[Given problem]: Below are some entries; can you quote all of them exactly?

[Data to process]:
>>>>>
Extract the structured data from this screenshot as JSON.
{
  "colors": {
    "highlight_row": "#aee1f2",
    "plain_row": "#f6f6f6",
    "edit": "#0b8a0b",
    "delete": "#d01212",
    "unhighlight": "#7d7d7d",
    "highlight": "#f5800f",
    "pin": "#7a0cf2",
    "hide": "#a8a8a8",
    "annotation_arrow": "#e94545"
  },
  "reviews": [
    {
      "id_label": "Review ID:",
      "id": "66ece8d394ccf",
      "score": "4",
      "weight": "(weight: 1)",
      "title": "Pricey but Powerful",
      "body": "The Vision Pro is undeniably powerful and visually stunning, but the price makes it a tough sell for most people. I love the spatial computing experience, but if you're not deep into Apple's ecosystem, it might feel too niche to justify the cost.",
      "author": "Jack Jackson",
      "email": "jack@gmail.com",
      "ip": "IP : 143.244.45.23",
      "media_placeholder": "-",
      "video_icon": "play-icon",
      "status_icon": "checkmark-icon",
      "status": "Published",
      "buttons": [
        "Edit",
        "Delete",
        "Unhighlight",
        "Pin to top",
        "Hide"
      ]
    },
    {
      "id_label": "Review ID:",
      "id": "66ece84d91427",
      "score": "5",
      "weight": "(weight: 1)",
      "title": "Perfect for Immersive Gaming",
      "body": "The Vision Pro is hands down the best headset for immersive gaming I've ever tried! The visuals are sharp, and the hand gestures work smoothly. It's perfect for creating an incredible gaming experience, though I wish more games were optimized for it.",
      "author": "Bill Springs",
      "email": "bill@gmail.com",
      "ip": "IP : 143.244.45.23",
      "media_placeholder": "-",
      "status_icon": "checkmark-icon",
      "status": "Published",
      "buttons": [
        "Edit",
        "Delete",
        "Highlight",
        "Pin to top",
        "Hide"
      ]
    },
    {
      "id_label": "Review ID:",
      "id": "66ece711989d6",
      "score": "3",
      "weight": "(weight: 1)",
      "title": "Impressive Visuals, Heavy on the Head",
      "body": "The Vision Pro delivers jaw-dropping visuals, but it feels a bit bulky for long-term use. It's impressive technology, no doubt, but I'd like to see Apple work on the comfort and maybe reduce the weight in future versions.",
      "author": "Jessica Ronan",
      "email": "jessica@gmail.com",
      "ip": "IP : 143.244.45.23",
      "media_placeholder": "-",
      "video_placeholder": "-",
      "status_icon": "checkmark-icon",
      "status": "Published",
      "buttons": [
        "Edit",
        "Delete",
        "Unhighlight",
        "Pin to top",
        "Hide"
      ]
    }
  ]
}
<<<<<
[Written answer]:
Extract the structured data from this screenshot as JSON.
{
  "colors": {
    "highlight_row": "#aee1f2",
    "plain_row": "#f6f6f6",
    "edit": "#0b8a0b",
    "delete": "#d01212",
    "unhighlight": "#7d7d7d",
    "highlight": "#f5800f",
    "pin": "#7a0cf2",
    "hide": "#a8a8a8",
    "annotation_arrow": "#e94545"
  },
  "reviews": [
    {
      "id_label": "Review ID:",
      "id": "66ece8d394ccf",
      "score": "4",
      "weight": "(weight: 1)",
      "title": "Pricey but Powerful",
      "body": "The Vision Pro is undeniably powerful and visually stunning, but the price makes it a tough sell for most people. I love the spatial computing experience, but if you're not deep into Apple's ecosystem, it might feel too niche to justify the cost.",
      "author": "Jack Jackson",
      "email": "jack@gmail.com",
      "ip": "IP : 143.244.45.23",
      "media_placeholder": "-",
      "video_icon": "play-icon",
      "status_icon": "checkmark-icon",
      "status": "Published",
      "buttons": [
        "Edit",
        "Delete",
        "Unhighlight",
        "Pin to top",
        "Hide"
      ]
    },
    {
      "id_label": "Review ID:",
      "id": "66ece84d91427",
      "score": "5",
      "weight": "(weight: 1)",
      "title": "Perfect for Immersive Gaming",
      "body": "The Vision Pro is hands down the best headset for immersive gaming I've ever tried! The visuals are sharp, and the hand gestures work smoothly. It's perfect for creating an incredible gaming experience, though I wish more games were optimized for it.",
      "author": "Bill Springs",
      "email": "bill@gmail.com",
      "ip": "IP : 143.244.45.23",
      "media_placeholder": "-",
      "status_icon": "checkmark-icon",
      "status": "Published",
      "buttons": [
        "Edit",
        "Delete",
        "Highlight",
        "Pin to top",
        "Hide"
      ]
    },
    {
      "id_label": "Review ID:",
      "id": "66ece711989d6",
      "score": "3",
      "weight": "(weight: 1)",
      "title": "Impressive Visuals, Heavy on the Head",
      "body": "The Vision Pro delivers jaw-dropping visuals, but it feels a bit bulky for long-term use. It's impressive technology, no doubt, but I'd like to see Apple work on the comfort and maybe reduce the weight in future versions.",
      "author": "Jessica Ronan",
      "email": "jessica@gmail.com",
      "ip": "IP : 143.244.45.23",
      "media_placeholder": "-",
      "video_placeholder": "-",
      "status_icon": "checkmark-icon",
      "status": "Published",
      "buttons": [
        "Edit",
        "Delete",
        "Unhighlight",
        "Pin to top",
        "Hide"
      ]
    }
  ]
}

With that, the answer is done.